▸ **SET PROBLEM**
Find the lines in these entries that include the word "this" and state how many there are, with no other words.

▸ **RECORDS FOR PROCESSING**

● ● ● ● ●

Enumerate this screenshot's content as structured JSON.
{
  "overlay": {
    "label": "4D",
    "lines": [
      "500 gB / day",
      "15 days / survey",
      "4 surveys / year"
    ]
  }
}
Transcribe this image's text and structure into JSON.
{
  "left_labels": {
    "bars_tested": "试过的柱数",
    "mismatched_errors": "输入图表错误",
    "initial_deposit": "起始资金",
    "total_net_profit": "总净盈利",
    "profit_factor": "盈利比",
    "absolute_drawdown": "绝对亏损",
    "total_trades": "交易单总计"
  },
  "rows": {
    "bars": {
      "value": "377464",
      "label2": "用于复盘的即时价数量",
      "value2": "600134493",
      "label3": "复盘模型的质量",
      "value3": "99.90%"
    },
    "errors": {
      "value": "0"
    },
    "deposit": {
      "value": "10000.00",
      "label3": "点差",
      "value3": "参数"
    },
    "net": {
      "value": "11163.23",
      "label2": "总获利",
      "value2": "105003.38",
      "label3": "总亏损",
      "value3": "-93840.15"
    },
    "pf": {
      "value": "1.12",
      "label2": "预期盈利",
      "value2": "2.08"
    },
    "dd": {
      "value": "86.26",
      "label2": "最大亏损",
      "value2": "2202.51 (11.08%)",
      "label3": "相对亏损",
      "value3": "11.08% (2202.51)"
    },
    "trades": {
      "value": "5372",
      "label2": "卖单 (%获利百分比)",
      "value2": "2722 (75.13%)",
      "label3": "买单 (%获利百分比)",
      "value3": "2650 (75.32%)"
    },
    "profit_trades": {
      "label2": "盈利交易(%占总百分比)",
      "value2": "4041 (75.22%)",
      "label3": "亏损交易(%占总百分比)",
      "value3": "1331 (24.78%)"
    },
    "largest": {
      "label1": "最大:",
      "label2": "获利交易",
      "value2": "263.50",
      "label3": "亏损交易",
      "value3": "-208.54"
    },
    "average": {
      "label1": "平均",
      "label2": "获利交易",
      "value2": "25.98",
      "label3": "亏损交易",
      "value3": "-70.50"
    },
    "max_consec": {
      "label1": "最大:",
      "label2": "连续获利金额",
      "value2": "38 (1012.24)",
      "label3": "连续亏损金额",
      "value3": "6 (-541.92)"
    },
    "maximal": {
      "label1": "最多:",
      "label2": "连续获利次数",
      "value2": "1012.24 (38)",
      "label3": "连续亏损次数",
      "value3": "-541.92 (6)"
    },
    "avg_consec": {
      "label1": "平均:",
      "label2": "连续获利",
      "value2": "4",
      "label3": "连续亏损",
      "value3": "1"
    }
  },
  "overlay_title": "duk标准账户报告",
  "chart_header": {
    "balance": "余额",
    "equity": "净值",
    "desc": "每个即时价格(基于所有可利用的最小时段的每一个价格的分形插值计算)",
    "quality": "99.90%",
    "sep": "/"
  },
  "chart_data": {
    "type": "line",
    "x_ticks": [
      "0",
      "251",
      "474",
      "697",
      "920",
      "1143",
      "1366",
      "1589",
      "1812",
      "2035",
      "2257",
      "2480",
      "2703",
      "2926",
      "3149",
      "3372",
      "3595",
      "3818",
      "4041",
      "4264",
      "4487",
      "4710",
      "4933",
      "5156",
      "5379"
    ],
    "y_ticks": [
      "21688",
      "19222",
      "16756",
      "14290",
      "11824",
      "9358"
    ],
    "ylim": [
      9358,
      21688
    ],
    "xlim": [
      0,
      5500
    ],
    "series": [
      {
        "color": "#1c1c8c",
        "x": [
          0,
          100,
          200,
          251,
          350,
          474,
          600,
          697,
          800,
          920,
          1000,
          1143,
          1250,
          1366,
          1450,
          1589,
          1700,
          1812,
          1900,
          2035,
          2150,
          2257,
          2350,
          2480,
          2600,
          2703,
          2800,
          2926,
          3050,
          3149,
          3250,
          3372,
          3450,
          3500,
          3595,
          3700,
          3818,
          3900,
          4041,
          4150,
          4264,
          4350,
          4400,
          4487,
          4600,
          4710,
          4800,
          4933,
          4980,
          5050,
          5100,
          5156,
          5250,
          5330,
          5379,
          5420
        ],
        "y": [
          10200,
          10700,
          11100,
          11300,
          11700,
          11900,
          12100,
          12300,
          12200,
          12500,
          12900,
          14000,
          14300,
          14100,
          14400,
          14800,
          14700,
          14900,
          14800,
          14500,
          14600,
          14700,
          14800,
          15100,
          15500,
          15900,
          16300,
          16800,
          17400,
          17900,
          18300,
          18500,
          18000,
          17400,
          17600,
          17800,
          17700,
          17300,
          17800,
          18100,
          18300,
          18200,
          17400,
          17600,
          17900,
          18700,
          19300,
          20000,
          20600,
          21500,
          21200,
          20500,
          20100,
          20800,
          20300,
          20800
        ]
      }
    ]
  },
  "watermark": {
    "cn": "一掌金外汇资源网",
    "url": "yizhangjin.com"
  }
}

● ● ● ● ●

▸ **EXERCISE OUTPUT**
2